— begin Material for the task —

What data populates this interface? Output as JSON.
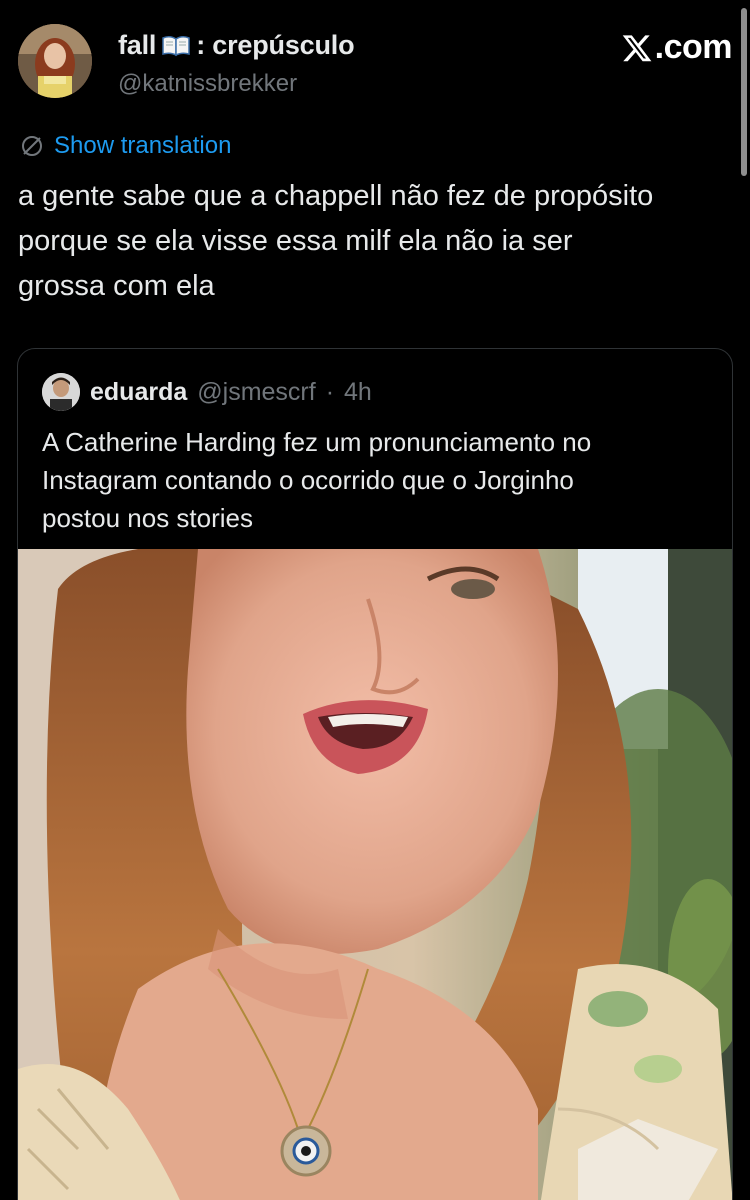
{
  "header": {
    "display_name_prefix": "fall",
    "display_name_suffix": ": crepúsculo",
    "handle": "@katnissbrekker",
    "site_label": ".com"
  },
  "translation": {
    "label": "Show translation"
  },
  "tweet": {
    "lines": [
      "a gente sabe que a chappell não fez de propósito",
      "porque se ela visse essa milf ela não ia ser",
      "grossa com ela"
    ]
  },
  "quote": {
    "name": "eduarda",
    "handle": "@jsmescrf",
    "separator": "·",
    "time": "4h",
    "lines": [
      "A Catherine Harding fez um pronunciamento no",
      "Instagram contando o ocorrido que o Jorginho",
      "postou nos stories"
    ]
  },
  "colors": {
    "background": "#000000",
    "text": "#e7e9ea",
    "muted": "#71767b",
    "link": "#1d9bf0",
    "border": "#2f3336"
  },
  "icons": [
    "book-emoji-icon",
    "x-logo-icon",
    "translate-globe-icon"
  ]
}
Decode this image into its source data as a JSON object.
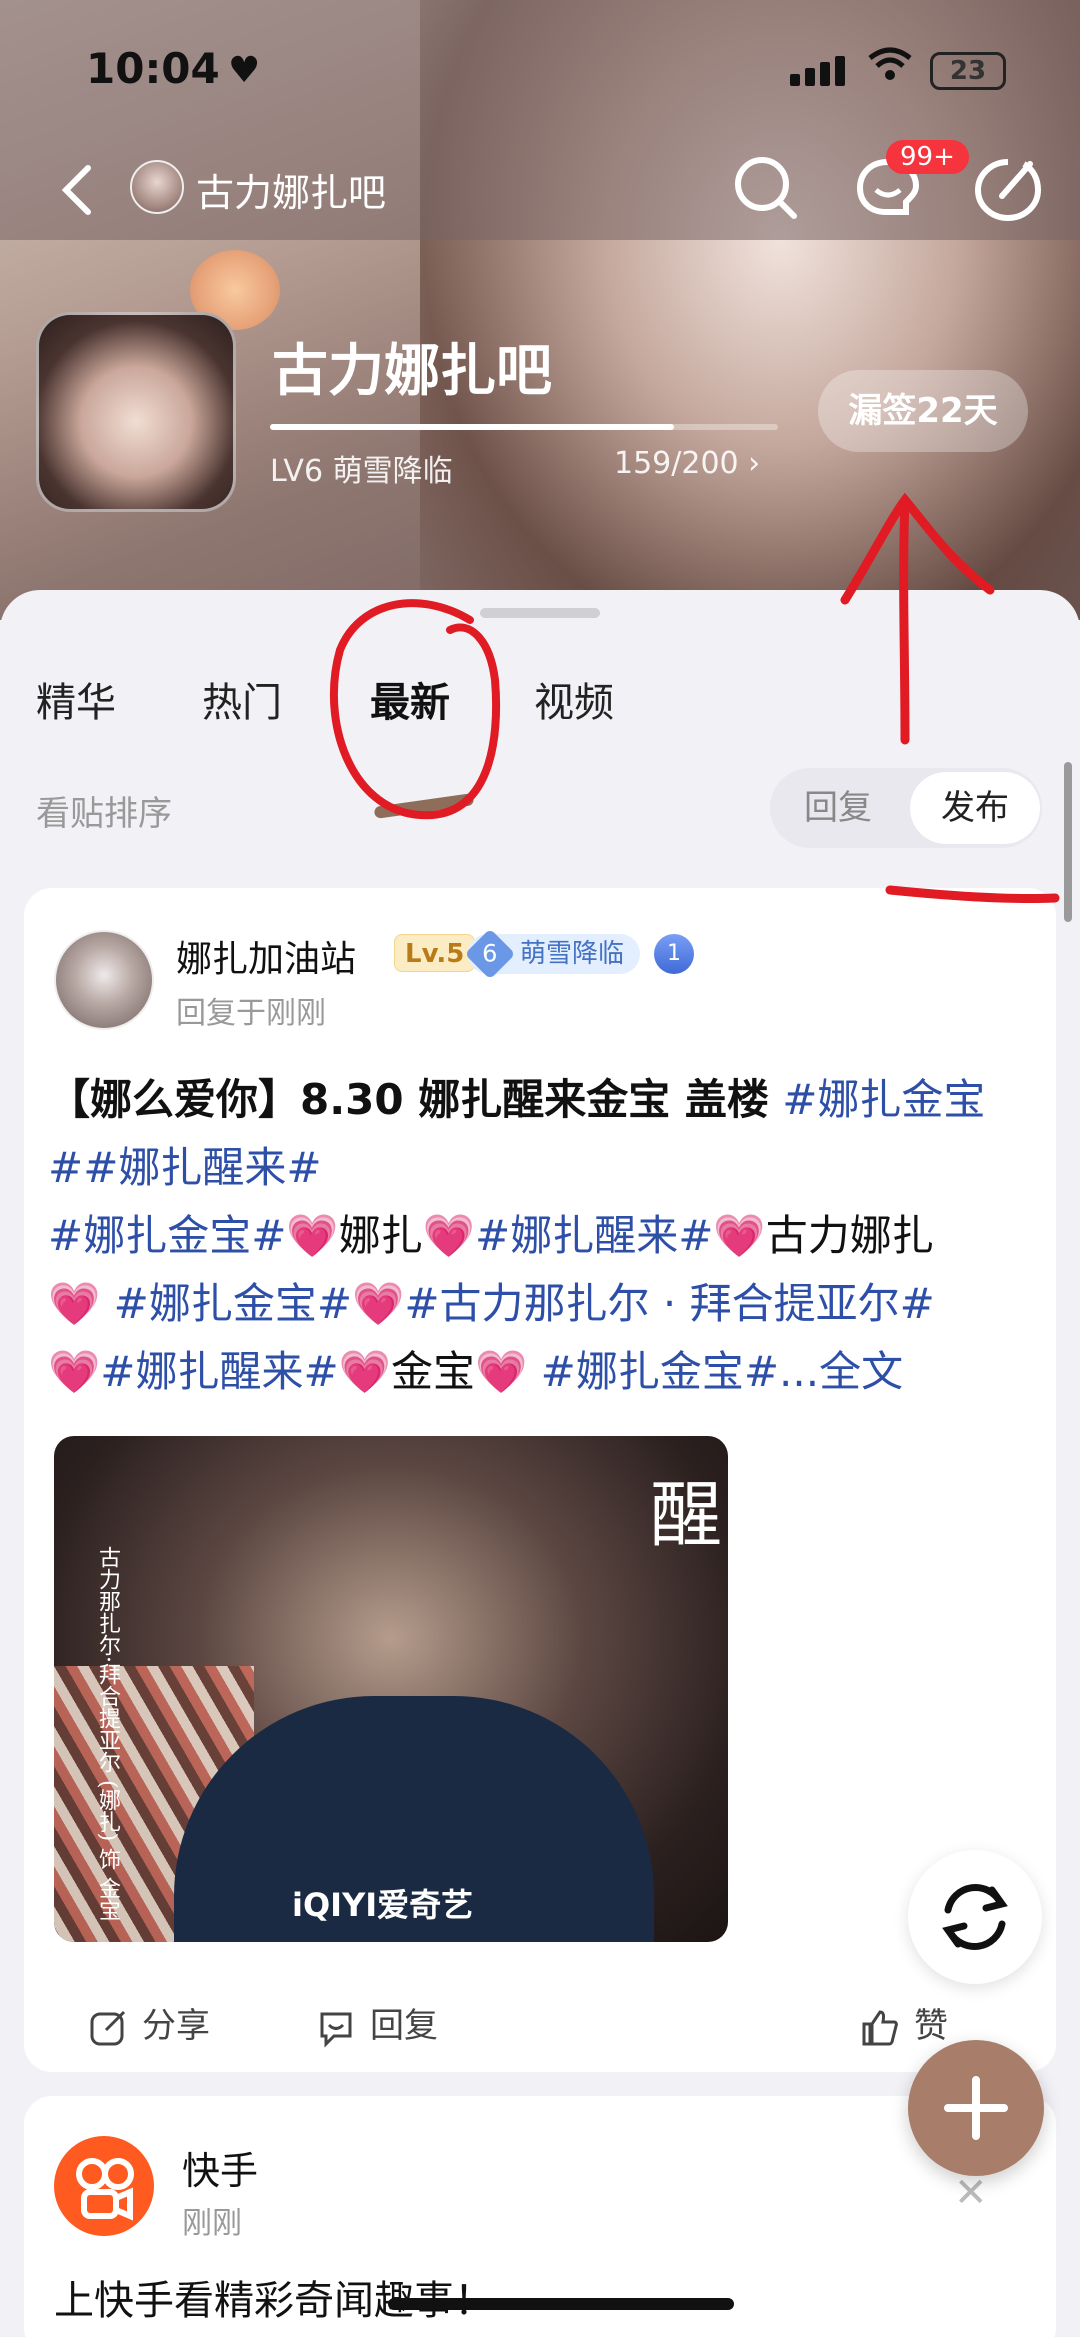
{
  "status_bar": {
    "time": "10:04",
    "battery": "23"
  },
  "nav": {
    "title": "古力娜扎吧",
    "badge": "99+"
  },
  "forum": {
    "name": "古力娜扎吧",
    "level": "LV6 萌雪降临",
    "exp": "159/200",
    "exp_progress": 0.795,
    "sign_button": "漏签22天"
  },
  "tabs": [
    "精华",
    "热门",
    "最新",
    "视频"
  ],
  "active_tab": "最新",
  "sort": {
    "label": "看贴排序",
    "options": [
      "回复",
      "发布"
    ],
    "selected": "发布"
  },
  "post": {
    "author": "娜扎加油站",
    "level_badge": "Lv.5",
    "member_level": "6",
    "member_title": "萌雪降临",
    "meta": "回复于刚刚",
    "title_text": "【娜么爱你】8.30 娜扎醒来金宝 盖楼",
    "body_segments": [
      "#娜扎金宝#",
      "#娜扎醒来#",
      "#娜扎金宝#",
      "💗",
      "娜扎",
      "💗",
      "#娜扎醒来#",
      "💗",
      "古力娜扎",
      "💗",
      " #娜扎金宝#",
      "💗",
      "#古力那扎尔 · 拜合提亚尔#",
      "💗",
      "#娜扎醒来#",
      "💗",
      "金宝",
      "💗",
      " #娜扎金宝#",
      "...全文"
    ],
    "image": {
      "vertical_caption": "古力那扎尔·拜合提亚尔 (娜扎) 饰 金宝",
      "brand": "iQIYI爱奇艺",
      "big_char": "醒"
    },
    "actions": {
      "share": "分享",
      "reply": "回复",
      "like": "赞"
    }
  },
  "ad": {
    "name": "快手",
    "time": "刚刚",
    "text": "上快手看精彩奇闻趣事！"
  },
  "colors": {
    "hashtag": "#2e4fa8",
    "accent": "#a87d6a",
    "badge": "#f5343d"
  }
}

— end Material for the task —

(Problem description):
Reproduce every line of the listing above in which the string "image" appears.

(Answer to the problem):
Decode this image into its source data as a JSON object.
    "image": {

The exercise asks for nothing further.